— start of Extract provided —
In 2025, soaring car payments threaten Americans’ financial stability, with average new car payments nearing $750 a month.
Story Highlights
- Average new car payments reached $748 in Q3 2025, nearing record highs.
- Interest rates and vehicle prices contribute to longer loan terms.
- 81% of new car buyers rely on financing, risking long-term debt.
- Used car interest rates hit 11.4%, straining budgets further.
New Car Payments Near Record Levels
Experian’s latest data reveals that average new car payments in the United States have climbed to $748 in Q3 2025. This figure is alarmingly close to $750, a stark reminder of the financial strain on American households. Rising interest rates, now at 6.56% for new car loans, and higher vehicle prices are driving these increased payments. With the average transaction price for new cars at $42,332, many families find themselves stretching their budgets to afford essential transportation.
The prolonged loan terms, averaging 69 months, mask the true cost of ownership. Many consumers are drawn in by the promise of lower monthly payments, only to face significant long-term debt. The emphasis on extended terms is a concern for financial advisors, who warn of the risks associated with such long commitments.
— end of Extract provided —
— start of Dataset —
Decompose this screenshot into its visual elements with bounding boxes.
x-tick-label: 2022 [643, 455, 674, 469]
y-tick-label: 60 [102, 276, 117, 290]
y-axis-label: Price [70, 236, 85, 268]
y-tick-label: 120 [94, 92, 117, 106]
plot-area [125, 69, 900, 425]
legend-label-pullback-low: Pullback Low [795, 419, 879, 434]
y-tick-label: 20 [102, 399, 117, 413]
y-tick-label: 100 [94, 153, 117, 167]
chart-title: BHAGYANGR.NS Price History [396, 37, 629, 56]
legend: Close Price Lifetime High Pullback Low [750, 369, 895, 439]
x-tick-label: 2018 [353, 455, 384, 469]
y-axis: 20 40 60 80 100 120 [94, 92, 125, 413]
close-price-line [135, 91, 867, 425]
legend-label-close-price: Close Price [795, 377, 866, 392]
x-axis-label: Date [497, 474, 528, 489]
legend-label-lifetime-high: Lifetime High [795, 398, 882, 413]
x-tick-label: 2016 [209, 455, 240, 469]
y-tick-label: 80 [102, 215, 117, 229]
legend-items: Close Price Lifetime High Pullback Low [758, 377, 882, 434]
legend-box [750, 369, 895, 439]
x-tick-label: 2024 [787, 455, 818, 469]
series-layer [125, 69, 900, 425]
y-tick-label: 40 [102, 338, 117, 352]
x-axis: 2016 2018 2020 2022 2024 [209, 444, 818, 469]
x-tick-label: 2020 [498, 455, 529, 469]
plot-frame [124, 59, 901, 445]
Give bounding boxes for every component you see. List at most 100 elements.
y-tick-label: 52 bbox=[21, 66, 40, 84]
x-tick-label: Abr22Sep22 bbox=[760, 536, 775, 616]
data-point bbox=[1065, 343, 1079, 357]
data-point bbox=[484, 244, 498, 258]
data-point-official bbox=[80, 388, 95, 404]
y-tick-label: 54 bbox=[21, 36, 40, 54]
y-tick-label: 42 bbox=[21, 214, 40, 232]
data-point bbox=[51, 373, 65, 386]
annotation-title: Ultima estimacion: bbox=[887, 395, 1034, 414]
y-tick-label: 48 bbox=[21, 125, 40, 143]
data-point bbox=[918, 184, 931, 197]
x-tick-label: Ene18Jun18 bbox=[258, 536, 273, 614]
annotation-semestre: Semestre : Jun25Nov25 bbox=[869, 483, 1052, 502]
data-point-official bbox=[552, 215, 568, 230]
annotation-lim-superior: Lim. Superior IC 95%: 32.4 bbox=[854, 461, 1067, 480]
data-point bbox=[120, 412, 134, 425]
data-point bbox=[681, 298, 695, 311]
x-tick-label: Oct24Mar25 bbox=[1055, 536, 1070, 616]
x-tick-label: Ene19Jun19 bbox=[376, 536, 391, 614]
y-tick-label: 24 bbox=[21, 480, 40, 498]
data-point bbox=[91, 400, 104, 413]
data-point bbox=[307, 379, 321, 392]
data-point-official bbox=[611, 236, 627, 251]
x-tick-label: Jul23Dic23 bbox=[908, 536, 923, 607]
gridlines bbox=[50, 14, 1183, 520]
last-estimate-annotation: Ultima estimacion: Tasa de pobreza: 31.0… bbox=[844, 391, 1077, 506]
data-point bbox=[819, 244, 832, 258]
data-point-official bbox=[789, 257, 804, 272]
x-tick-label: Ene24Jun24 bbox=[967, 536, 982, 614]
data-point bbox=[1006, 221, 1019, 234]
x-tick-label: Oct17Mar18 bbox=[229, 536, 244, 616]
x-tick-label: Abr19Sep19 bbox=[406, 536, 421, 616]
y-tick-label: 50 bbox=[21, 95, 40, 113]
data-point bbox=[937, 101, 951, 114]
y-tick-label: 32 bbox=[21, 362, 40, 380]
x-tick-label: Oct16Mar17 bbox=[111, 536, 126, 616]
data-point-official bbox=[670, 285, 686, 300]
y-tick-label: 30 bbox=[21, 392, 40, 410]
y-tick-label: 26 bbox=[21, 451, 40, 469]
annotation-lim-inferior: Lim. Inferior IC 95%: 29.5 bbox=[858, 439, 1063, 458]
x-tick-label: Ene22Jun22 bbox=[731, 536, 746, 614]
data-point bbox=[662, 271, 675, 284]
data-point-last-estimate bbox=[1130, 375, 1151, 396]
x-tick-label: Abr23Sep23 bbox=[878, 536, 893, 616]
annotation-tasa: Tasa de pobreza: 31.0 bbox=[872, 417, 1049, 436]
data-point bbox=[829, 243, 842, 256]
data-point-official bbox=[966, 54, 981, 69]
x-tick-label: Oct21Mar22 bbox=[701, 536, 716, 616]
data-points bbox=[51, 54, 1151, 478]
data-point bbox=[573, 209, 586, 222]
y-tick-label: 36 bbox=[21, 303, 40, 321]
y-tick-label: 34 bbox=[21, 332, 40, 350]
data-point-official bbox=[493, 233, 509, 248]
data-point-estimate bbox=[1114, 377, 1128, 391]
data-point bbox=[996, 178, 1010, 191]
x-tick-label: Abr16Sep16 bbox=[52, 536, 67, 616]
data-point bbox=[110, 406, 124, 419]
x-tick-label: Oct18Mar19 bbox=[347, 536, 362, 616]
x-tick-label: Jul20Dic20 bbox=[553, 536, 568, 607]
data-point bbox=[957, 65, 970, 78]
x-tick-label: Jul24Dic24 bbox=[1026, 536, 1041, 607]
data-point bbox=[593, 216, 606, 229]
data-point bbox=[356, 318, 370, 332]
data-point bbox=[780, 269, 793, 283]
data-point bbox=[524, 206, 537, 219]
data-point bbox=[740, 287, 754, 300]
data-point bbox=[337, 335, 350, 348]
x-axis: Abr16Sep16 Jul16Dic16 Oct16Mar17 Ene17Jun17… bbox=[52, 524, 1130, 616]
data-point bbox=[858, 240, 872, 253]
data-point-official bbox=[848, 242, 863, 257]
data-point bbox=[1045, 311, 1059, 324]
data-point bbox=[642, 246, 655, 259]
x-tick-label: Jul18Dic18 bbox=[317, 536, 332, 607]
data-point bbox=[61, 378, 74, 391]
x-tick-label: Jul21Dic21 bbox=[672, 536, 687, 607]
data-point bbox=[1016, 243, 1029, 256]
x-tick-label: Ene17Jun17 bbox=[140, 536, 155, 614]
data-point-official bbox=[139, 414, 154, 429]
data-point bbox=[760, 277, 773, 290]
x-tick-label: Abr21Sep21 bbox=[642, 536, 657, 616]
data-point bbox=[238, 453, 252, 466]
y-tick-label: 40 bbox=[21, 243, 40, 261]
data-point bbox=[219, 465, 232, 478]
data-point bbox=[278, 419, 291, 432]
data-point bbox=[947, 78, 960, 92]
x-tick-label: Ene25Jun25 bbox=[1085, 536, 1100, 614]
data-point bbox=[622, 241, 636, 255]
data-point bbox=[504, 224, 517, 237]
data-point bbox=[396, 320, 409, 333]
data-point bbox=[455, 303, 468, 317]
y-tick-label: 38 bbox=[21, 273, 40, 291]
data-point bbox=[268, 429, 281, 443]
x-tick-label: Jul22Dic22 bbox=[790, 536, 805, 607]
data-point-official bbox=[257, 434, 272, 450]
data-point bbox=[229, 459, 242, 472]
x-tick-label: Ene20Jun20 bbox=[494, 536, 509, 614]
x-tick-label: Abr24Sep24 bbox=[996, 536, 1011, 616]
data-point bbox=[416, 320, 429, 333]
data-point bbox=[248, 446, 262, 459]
— end of Dataset —
— start of Dataset —
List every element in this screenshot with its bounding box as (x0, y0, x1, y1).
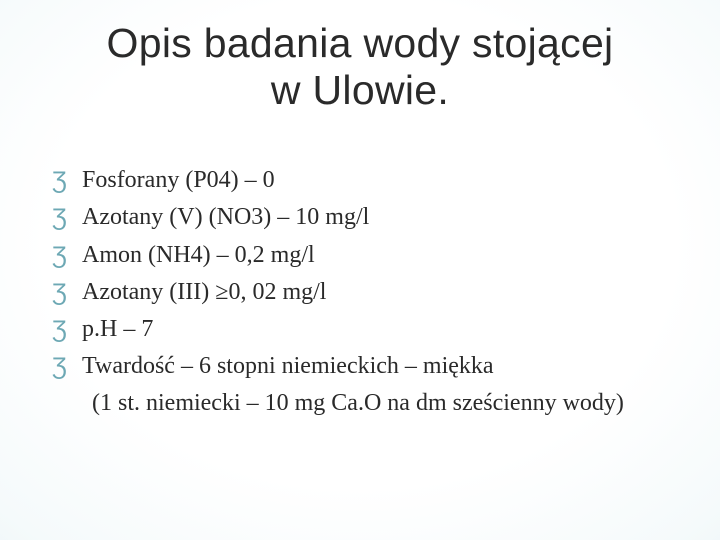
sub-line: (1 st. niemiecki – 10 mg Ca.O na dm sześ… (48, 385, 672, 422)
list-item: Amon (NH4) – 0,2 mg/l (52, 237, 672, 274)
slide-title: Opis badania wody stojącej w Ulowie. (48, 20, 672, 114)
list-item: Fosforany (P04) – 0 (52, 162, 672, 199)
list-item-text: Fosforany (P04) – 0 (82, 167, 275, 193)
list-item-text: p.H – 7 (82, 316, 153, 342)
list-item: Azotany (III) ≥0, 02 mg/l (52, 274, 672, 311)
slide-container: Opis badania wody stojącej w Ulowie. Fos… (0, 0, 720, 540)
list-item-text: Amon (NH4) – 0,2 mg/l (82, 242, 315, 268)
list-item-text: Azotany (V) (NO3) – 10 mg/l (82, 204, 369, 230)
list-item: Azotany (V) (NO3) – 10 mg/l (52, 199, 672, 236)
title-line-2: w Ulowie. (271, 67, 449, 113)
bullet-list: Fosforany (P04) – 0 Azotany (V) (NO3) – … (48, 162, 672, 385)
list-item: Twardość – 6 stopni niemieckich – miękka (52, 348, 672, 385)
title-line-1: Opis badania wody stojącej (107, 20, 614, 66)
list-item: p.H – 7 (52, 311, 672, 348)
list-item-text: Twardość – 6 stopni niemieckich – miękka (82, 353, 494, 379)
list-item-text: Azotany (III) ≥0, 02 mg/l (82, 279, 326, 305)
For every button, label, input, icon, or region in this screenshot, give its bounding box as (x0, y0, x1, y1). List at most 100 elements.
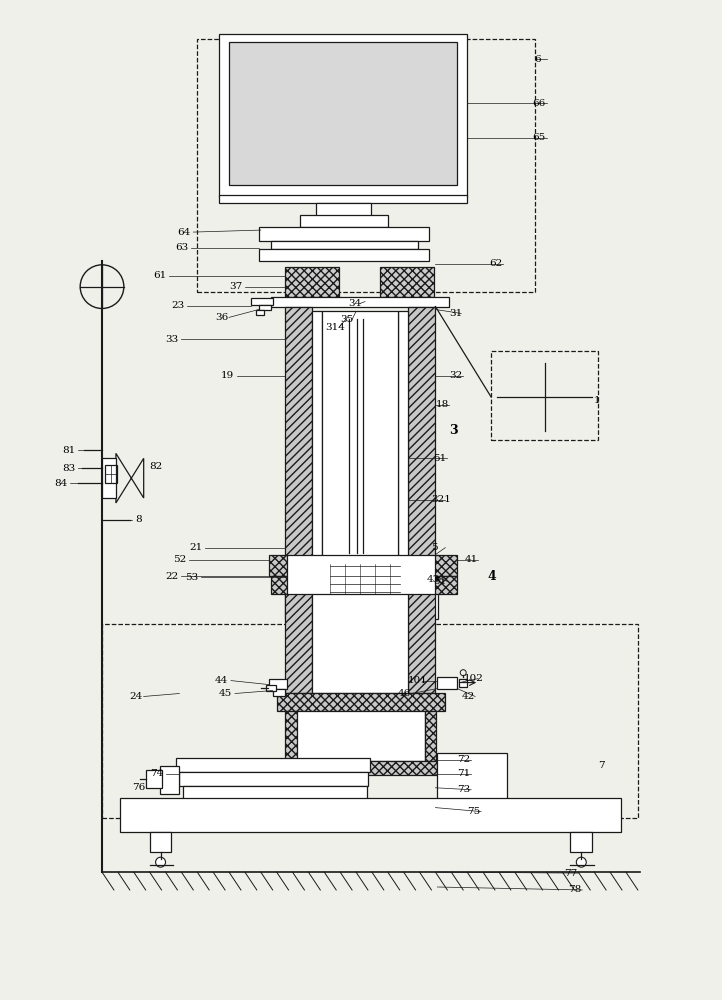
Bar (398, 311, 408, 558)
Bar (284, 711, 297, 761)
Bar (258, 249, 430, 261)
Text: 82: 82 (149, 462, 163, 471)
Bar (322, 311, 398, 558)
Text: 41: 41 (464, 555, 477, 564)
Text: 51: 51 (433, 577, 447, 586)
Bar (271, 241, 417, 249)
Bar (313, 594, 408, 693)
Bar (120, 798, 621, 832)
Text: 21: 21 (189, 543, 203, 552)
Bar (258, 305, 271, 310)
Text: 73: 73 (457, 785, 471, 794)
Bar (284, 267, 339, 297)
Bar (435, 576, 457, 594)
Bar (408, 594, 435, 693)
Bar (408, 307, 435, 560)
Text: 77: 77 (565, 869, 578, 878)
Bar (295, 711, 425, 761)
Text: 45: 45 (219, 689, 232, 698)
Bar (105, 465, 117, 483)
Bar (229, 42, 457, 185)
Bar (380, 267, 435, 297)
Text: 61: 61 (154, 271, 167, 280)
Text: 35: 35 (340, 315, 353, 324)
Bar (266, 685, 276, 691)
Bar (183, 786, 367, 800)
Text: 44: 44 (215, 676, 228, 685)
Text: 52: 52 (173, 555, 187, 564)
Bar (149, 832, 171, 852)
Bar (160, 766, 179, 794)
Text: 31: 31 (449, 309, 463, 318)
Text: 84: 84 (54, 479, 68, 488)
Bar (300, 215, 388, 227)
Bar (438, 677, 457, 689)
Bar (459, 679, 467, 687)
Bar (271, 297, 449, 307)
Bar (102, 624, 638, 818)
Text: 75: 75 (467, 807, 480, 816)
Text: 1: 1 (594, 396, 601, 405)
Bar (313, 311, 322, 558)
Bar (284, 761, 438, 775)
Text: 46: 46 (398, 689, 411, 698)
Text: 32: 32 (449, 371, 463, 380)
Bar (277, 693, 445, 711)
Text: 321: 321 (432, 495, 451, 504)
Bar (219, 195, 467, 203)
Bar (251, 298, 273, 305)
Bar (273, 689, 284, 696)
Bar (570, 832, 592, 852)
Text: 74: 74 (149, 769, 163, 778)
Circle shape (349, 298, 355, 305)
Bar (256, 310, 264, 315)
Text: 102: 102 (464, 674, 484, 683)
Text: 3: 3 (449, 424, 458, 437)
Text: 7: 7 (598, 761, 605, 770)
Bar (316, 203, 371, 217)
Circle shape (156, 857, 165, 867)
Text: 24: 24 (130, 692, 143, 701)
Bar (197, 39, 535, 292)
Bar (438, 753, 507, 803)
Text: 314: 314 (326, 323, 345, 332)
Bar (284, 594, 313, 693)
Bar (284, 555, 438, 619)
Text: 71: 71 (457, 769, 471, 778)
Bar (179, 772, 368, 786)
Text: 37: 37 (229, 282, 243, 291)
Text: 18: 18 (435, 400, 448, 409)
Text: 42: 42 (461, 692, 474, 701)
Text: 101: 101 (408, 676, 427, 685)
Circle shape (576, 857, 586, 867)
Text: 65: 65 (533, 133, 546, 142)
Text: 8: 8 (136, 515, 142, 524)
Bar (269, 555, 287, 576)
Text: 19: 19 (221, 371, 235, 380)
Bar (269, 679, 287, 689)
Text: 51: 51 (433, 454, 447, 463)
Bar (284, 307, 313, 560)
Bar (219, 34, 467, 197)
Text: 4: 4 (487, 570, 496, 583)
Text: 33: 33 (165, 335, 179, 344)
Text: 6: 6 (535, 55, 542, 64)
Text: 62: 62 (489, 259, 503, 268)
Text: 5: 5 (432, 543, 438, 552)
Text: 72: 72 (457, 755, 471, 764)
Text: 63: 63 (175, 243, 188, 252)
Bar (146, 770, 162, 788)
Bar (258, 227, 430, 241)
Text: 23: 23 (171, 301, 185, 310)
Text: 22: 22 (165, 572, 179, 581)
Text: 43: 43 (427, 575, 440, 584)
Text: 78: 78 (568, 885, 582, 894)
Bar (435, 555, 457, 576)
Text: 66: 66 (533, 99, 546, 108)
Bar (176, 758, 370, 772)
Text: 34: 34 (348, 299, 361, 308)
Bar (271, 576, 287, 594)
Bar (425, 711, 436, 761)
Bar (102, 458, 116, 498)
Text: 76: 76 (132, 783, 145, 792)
— end of Dataset —
• Exercise objective
In the car payments article, quote the stretch from "In 2025, soaring" through "risking long-term debt." word for word.

• Response to this task
In 2025, soaring car payments threaten Americans’ financial stability, with average new car payments nearing $750 a month.
Story Highlights
- Average new car payments reached $748 in Q3 2025, nearing record highs.
- Interest rates and vehicle prices contribute to longer loan terms.
- 81% of new car buyers rely on financing, risking long-term debt.